PROVIDED INFORMATION:
■ ■ ■ ■ ■ ■ ■
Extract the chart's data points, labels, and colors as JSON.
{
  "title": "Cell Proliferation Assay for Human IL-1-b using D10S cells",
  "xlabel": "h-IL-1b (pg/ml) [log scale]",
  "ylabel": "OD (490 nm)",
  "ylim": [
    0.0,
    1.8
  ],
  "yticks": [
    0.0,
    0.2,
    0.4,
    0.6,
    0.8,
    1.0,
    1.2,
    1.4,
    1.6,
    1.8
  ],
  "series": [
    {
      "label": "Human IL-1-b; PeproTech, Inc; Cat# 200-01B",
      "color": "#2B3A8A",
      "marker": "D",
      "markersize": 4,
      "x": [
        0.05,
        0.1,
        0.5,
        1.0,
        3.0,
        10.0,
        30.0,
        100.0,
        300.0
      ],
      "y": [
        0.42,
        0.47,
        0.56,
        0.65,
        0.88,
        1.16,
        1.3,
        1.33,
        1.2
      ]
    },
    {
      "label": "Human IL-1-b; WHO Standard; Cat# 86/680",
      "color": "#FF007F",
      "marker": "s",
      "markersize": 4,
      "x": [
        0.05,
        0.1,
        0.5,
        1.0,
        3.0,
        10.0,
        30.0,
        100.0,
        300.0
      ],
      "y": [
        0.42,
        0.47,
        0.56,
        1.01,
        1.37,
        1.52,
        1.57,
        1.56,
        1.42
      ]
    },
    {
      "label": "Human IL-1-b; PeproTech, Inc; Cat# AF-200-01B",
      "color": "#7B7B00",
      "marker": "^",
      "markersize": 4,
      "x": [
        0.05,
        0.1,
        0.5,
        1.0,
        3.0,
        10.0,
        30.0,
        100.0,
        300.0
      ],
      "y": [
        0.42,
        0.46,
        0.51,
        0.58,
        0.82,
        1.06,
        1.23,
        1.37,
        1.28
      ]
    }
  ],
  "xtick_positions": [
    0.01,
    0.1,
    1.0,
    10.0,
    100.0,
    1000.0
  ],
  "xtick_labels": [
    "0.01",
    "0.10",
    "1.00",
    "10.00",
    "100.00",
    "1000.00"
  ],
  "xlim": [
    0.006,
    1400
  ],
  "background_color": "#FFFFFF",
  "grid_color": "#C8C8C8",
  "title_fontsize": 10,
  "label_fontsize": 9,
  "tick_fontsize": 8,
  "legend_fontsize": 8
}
■ ■ ■ ■ ■ ■ ■
TASK DETAILS: Every word of every entry must be returned as it appears.

THE ANSWER:
Extract the chart's data points, labels, and colors as JSON.
{
  "title": "Cell Proliferation Assay for Human IL-1-b using D10S cells",
  "xlabel": "h-IL-1b (pg/ml) [log scale]",
  "ylabel": "OD (490 nm)",
  "ylim": [
    0.0,
    1.8
  ],
  "yticks": [
    0.0,
    0.2,
    0.4,
    0.6,
    0.8,
    1.0,
    1.2,
    1.4,
    1.6,
    1.8
  ],
  "series": [
    {
      "label": "Human IL-1-b; PeproTech, Inc; Cat# 200-01B",
      "color": "#2B3A8A",
      "marker": "D",
      "markersize": 4,
      "x": [
        0.05,
        0.1,
        0.5,
        1.0,
        3.0,
        10.0,
        30.0,
        100.0,
        300.0
      ],
      "y": [
        0.42,
        0.47,
        0.56,
        0.65,
        0.88,
        1.16,
        1.3,
        1.33,
        1.2
      ]
    },
    {
      "label": "Human IL-1-b; WHO Standard; Cat# 86/680",
      "color": "#FF007F",
      "marker": "s",
      "markersize": 4,
      "x": [
        0.05,
        0.1,
        0.5,
        1.0,
        3.0,
        10.0,
        30.0,
        100.0,
        300.0
      ],
      "y": [
        0.42,
        0.47,
        0.56,
        1.01,
        1.37,
        1.52,
        1.57,
        1.56,
        1.42
      ]
    },
    {
      "label": "Human IL-1-b; PeproTech, Inc; Cat# AF-200-01B",
      "color": "#7B7B00",
      "marker": "^",
      "markersize": 4,
      "x": [
        0.05,
        0.1,
        0.5,
        1.0,
        3.0,
        10.0,
        30.0,
        100.0,
        300.0
      ],
      "y": [
        0.42,
        0.46,
        0.51,
        0.58,
        0.82,
        1.06,
        1.23,
        1.37,
        1.28
      ]
    }
  ],
  "xtick_positions": [
    0.01,
    0.1,
    1.0,
    10.0,
    100.0,
    1000.0
  ],
  "xtick_labels": [
    "0.01",
    "0.10",
    "1.00",
    "10.00",
    "100.00",
    "1000.00"
  ],
  "xlim": [
    0.006,
    1400
  ],
  "background_color": "#FFFFFF",
  "grid_color": "#C8C8C8",
  "title_fontsize": 10,
  "label_fontsize": 9,
  "tick_fontsize": 8,
  "legend_fontsize": 8
}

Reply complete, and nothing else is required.